Data section
[start]
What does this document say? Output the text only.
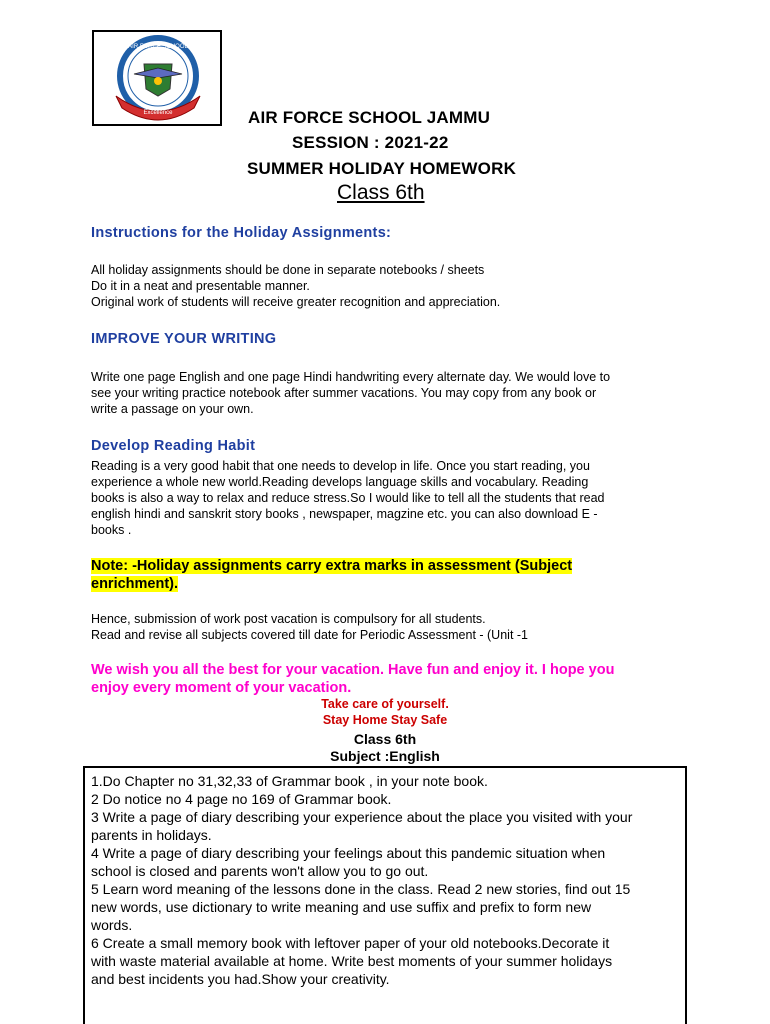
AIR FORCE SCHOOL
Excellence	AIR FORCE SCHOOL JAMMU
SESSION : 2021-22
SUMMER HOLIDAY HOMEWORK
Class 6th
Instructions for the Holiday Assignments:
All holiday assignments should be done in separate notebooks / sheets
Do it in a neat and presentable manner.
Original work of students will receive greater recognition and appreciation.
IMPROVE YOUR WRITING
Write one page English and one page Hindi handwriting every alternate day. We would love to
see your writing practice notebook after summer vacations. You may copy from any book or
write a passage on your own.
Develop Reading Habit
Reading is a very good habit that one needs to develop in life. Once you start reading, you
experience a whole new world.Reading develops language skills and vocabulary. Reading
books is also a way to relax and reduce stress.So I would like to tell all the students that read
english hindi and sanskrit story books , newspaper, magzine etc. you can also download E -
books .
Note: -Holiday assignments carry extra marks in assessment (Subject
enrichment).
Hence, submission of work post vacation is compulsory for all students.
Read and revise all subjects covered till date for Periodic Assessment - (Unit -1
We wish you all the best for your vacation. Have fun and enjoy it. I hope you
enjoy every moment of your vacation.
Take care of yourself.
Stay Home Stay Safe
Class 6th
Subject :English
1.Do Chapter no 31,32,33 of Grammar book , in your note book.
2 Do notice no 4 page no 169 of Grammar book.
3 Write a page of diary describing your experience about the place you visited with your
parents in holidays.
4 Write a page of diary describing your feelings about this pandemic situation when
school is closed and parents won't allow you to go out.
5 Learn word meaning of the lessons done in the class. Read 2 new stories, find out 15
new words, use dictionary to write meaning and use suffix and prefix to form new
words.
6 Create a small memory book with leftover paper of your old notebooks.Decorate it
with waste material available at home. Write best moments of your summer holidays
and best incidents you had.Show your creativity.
[end]
Exercise
Scan the lines for the string "words". Pick out every line that has it.

Task answer
new words, use dictionary to write meaning and use suffix and prefix to form new
words.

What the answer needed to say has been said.